§ Travail demandé
1. Répondez aux questions suivantes à partir du texte sur l'accouchement à domicile.
(a) Selon l'Ifop, quelle part des femmes françaises en âge de procréer souhaite accoucher à domicile ?
(b) Depuis quelle année dispose-t-on des rapports épidémiologiques annuels de l'APAAD ?
(c) Quelle proportion des femmes sera transférée au cours de l'accouchement ?
2. Prolongez le texte sur l'accouchement à domicile à la suite de sa dernière phrase.

§ Texte fourni
----

Selon l’Ifop, 36 % des femmes françaises en âge de procréer souhaitent accoucher à domicile. En France, les sages-femmes ne sont qu’une centaine à répondre à ces demandes et ne peuvent assurer que 0,5 % de ces naissances. La question se pose donc désormais de notre organisation pour répondre à la demande.
En France, contrairement aux autres pays européens, aucune recommandation des autorités de santé n’existe en la matière. C’est à la fois la cause des difficultés de terrain et la conséquence de peurs et préjugés.
Première idée reçue : le danger. La littérature internationale permet pourtant d’affirmer la sécurité de l’accouchement à domicile (AAD), avec une morbimortalité équivalente à l’accouchement hospitalier. Certaines sociétés savantes considèrent que ces données ne seraient pas transposables à notre pays, du fait de l’absence d’organisation territoriale des transferts ville-hôpital. Or, nous disposons, depuis 2018, des rapports épidémiologiques annuels de l’association professionnelle de l’accouchement accompagné à domicile (APAAD), permettant d’affirmer la légitimité de cette offre, avec des résultats identiques aux autres pays : 0,3 % d’épisiotomies en AAD vs 20,1 % à l’hôpital, 1 % vs 1,8 % d’hémorragies sévères de la délivrance, 2,2 % vs 20,4 % de césariennes et 1 % vs 6,3 % de réanimation néonatale.
Seconde idée reçue : il serait impossible de s’organiser pour la gestion des transferts. Or, si 12 % des femmes seront transférées au cours de l’accouchement, c’est moins d’1 % qui le seront pour une cause urgente et grave avec intervention du Samu. Les autres se rendent elles-mêmes à la maternité où elles sont inscrites ; la majorité, pour stagnation du travail. Notre pays a su développer l’hospitalisation à domicile (HAD) pour des pathologies lourdes et bien plus à risque que la naissance. Nos voisins ont mis en place des procédures simples et efficaces de transfert, nécessitant, plus que des moyens, une concertation des acteurs. Certains territoires ont déjà mis en place de tels accords.

----

§ Enregistrements extraits
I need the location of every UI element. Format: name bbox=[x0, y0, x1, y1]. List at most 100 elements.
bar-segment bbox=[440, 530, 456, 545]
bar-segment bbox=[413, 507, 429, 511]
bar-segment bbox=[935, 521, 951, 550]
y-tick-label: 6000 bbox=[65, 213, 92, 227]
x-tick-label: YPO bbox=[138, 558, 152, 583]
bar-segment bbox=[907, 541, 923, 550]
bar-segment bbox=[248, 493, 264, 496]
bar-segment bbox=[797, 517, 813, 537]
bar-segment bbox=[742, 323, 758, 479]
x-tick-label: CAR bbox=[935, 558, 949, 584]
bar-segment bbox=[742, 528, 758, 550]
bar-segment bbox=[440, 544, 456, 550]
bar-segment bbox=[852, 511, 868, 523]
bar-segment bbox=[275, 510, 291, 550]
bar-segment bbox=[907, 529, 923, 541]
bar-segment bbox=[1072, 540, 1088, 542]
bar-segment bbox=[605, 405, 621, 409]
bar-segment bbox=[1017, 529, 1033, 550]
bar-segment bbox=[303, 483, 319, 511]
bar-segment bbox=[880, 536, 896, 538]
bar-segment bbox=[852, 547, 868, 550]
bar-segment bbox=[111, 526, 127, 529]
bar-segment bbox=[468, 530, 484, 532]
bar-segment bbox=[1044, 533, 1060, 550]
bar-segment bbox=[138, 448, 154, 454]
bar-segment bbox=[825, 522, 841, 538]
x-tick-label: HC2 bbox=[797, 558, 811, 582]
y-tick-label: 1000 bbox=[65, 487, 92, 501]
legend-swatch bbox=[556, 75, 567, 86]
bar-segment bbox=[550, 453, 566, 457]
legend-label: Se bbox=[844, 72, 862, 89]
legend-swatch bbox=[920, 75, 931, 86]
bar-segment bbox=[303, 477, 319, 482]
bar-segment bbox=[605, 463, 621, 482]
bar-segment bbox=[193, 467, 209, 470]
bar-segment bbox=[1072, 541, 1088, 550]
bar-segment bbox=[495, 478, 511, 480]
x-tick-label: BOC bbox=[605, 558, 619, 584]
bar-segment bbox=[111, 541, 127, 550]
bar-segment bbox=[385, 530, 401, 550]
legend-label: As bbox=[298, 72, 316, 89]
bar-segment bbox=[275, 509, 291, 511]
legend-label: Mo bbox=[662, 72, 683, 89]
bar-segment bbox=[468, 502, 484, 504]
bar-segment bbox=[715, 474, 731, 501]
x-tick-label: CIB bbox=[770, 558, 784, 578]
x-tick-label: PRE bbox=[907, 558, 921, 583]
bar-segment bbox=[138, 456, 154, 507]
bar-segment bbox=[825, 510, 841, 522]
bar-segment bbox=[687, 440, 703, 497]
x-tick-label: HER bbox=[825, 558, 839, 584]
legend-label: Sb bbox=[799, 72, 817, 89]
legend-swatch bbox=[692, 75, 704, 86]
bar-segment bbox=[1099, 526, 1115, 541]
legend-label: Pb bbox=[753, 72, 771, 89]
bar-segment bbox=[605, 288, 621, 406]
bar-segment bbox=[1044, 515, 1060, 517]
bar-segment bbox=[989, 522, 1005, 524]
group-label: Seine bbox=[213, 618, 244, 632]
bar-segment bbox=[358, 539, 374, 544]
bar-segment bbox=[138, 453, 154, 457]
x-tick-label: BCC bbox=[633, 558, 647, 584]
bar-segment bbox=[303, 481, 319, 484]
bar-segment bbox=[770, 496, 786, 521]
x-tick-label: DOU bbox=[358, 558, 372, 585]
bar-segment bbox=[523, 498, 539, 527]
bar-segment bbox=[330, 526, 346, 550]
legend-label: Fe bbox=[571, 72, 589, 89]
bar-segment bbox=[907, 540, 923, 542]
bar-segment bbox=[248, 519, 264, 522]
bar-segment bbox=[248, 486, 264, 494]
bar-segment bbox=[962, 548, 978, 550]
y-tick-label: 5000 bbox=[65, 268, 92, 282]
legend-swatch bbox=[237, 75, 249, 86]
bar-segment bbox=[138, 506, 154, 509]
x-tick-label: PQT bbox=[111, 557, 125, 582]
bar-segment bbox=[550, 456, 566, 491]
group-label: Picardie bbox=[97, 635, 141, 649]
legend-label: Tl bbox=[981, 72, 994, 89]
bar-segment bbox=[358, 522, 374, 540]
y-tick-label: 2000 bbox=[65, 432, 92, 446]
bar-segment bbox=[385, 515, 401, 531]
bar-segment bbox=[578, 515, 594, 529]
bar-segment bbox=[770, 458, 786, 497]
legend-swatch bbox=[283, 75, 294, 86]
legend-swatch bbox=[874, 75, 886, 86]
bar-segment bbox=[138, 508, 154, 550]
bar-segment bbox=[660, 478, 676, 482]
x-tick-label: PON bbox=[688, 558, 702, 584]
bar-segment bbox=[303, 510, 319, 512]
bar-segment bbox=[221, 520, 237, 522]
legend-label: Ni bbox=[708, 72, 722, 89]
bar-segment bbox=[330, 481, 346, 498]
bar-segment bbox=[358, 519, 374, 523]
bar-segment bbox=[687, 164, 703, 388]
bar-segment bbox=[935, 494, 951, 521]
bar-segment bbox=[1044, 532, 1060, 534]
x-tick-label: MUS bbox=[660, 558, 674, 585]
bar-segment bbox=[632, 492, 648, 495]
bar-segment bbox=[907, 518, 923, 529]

----

§ Réponses aux exercices
1.
(a) 36 %
(b) 2018
(c) 12 %

2.
Dernière idée répandue : le déploiement de maisons de naissance ou de « salles nature » dans les hôpitaux, diminuerait la demande d’AAD. Nous constatons que, dans les régions où l’offre est riche, la demande persiste voire augmente, puisque les familles accèdent à une information plus complète sur la naissance. Sur internet, les réseaux de femmes soutiennent ces demandes qui, n’en déplaise à certains, ne cesseront pas.
Éthique et déontologie au cœur du débat
Que devons-nous à nos patientes ? Selon la législation : une information impartiale et éclairée, un respect de leurs choix, une offre de soins conformes aux données de la science. Plutôt que de continuer à opposer des écoles de pensées, nous devrions nous organiser en réseaux de soins sans attendre, pour prendre en charge la demande d’AAD. Une option qui répond à l’alliance « sécurité-humanité-proximité » du plan périnatal en vigueur.
La sage-femme pratiquant les AAD agit en interdépendance avec les hôpitaux, le Samu, les généralistes et pédiatres de ville. Mais beaucoup, sociétés savantes comme professionnels de terrain, refusent de s’organiser avec elles. La crainte de la survenue d’un cas grave, extrêmement rare, néanmoins déstabilisant, en est l’une des raisons. Mais l’anticipation permettrait de diminuer le risque. La peur de la responsabilité médicolégale en est le corollaire. Pourtant, les familles qui font le choix de l’AAD sont en général très informées, leur choix est mesuré et assumé. La sinistralité de l’AAD montre que les plaintes sont exceptionnelles. En réalité, les associations d’usagers envisagent dorénavant de porter plainte pour entrave à leurs droits fondamentaux, et discrimination, face au refus de répondre à leur demande.
Après « un enfant si je veux » puis « comme et quand je veux », les femmes revendiquent désormais « un enfant où je veux ». Les professionnels de la santé ont l’habitude de faire évoluer leur pratique aux grés des changements de la société, avec éthique. Le défi de l’organisation de l’AAD n’en n’est qu’un parmi d’autres.